TASK STATEMENT:
Find and copy lines holding "page".

┄┄┄┄┄┄

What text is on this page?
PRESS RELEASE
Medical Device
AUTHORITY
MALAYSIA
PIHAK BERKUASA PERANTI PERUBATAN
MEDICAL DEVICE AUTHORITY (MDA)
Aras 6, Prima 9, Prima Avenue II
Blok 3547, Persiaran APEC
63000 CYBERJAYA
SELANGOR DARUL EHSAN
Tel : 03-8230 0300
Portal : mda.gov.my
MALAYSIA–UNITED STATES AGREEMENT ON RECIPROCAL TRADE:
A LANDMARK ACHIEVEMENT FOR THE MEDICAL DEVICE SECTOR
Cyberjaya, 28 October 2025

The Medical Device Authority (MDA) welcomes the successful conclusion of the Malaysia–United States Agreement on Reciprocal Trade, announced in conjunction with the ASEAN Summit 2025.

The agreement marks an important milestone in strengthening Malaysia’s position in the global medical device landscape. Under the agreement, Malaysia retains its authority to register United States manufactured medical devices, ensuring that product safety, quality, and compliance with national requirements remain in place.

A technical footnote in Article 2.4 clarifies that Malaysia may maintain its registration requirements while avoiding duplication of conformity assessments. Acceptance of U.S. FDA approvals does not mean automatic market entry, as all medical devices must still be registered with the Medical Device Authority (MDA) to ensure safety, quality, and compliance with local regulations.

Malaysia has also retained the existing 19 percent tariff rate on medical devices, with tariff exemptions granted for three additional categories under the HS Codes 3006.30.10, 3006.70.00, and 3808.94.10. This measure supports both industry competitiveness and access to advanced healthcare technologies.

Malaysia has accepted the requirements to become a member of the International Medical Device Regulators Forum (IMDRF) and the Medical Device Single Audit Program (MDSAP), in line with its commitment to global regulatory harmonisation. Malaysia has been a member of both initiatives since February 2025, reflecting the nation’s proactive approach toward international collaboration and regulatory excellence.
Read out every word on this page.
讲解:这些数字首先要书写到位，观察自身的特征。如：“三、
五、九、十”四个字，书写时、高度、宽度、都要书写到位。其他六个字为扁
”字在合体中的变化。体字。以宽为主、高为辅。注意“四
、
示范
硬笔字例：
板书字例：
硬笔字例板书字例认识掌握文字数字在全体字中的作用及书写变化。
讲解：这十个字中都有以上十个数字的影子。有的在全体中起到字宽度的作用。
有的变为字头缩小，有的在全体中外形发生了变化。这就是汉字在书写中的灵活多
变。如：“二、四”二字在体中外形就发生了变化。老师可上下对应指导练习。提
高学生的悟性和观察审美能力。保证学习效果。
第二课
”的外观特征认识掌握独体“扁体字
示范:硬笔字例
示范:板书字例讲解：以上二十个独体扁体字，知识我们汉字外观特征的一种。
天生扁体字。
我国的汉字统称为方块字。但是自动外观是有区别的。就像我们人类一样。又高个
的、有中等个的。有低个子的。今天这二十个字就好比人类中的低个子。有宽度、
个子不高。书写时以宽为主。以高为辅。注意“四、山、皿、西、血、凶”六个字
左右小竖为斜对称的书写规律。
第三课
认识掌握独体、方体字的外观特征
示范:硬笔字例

┄┄┄┄┄┄

ANSWER TO THIS EXERCISE:
What text is on this page?
Read out every word on this page.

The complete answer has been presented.